### Data to use ###
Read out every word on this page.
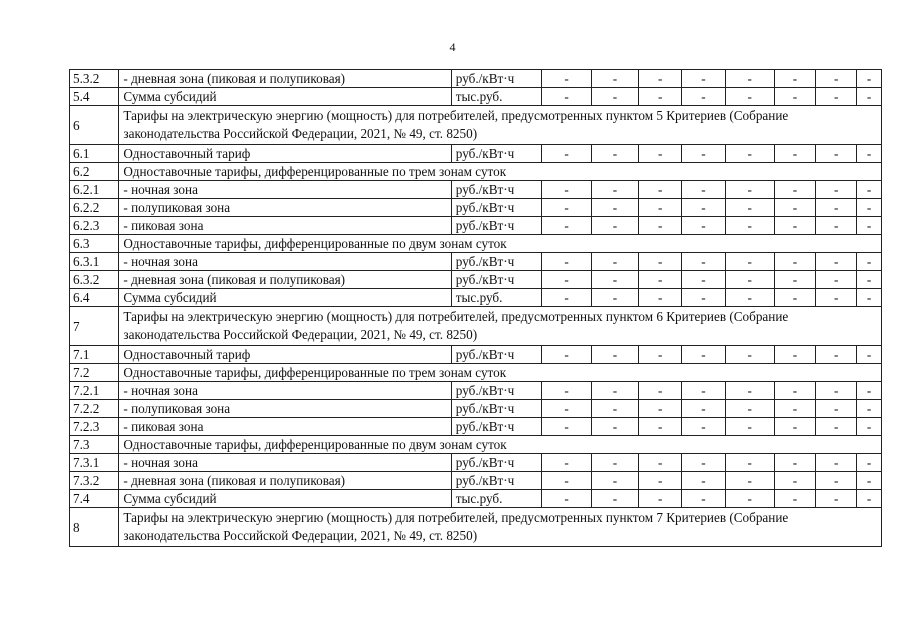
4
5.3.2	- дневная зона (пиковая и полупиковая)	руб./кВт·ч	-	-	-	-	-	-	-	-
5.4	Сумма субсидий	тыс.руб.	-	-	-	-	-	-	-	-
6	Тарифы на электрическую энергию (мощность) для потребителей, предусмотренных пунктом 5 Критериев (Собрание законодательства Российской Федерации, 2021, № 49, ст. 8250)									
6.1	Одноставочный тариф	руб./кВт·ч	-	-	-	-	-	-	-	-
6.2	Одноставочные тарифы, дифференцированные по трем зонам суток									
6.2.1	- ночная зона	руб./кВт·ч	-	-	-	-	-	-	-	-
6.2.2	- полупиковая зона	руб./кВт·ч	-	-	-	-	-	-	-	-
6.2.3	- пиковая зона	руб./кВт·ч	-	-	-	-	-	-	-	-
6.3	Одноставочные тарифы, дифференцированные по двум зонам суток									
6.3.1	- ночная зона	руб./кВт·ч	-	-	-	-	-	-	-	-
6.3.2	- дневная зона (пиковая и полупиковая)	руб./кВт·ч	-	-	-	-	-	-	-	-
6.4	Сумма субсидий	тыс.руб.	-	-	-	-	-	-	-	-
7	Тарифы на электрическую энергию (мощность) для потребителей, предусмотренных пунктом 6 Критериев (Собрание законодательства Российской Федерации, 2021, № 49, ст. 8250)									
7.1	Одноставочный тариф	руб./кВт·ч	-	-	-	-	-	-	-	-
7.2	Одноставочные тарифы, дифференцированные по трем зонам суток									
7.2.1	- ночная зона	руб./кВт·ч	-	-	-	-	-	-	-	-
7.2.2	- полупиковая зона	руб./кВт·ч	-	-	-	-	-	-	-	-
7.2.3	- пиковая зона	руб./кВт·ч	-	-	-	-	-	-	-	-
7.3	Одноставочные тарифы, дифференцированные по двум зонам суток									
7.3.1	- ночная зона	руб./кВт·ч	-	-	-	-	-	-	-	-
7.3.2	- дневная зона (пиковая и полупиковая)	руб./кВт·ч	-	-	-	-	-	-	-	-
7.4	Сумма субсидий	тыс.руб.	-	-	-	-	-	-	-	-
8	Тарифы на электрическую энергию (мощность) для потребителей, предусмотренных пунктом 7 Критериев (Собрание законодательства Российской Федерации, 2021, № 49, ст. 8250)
###
### Data to use ###
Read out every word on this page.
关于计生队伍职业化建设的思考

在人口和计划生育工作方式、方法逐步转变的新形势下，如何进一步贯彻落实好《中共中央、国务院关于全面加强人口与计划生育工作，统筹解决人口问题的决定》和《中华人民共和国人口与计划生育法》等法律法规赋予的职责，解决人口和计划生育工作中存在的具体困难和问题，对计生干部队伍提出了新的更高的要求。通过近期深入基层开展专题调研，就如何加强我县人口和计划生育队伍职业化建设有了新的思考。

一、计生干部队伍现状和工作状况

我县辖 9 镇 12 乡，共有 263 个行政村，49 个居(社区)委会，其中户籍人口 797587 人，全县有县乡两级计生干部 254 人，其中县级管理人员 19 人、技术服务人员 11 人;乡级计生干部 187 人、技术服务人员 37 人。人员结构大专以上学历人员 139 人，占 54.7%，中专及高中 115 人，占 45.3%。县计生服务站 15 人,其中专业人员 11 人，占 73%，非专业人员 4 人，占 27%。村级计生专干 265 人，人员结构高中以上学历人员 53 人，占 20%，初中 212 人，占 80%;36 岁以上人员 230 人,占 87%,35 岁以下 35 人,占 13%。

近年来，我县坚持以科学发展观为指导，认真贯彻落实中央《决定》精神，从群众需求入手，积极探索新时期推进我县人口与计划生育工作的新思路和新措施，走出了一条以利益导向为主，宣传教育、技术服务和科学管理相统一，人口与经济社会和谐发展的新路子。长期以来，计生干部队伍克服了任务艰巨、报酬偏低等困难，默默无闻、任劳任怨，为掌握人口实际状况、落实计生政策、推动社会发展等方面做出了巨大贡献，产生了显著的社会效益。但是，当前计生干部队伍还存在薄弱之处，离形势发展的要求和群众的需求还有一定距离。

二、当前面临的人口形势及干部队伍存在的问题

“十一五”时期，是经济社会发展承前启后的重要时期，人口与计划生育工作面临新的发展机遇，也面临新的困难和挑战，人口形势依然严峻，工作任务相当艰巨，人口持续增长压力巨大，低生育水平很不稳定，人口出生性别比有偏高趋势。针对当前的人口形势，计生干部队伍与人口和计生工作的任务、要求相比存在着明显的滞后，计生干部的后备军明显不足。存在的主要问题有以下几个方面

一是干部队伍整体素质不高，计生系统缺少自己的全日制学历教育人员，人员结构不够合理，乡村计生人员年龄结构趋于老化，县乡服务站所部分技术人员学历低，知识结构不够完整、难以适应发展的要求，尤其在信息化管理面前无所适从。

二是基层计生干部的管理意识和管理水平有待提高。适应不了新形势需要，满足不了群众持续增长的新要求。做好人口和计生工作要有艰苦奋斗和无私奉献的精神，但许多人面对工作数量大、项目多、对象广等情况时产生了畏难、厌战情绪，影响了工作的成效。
###
▸ Work to do: Gather up every line from the listing above in which the word "энергию" occurs.

▸ The solution:
6	Тарифы на электрическую энергию (мощность) для потребителей, предусмотренных пунктом 5 Критериев (Собрание законодательства Российской Федерации, 2021, № 49, ст. 8250)									
7	Тарифы на электрическую энергию (мощность) для потребителей, предусмотренных пунктом 6 Критериев (Собрание законодательства Российской Федерации, 2021, № 49, ст. 8250)									
8	Тарифы на электрическую энергию (мощность) для потребителей, предусмотренных пунктом 7 Критериев (Собрание законодательства Российской Федерации, 2021, № 49, ст. 8250)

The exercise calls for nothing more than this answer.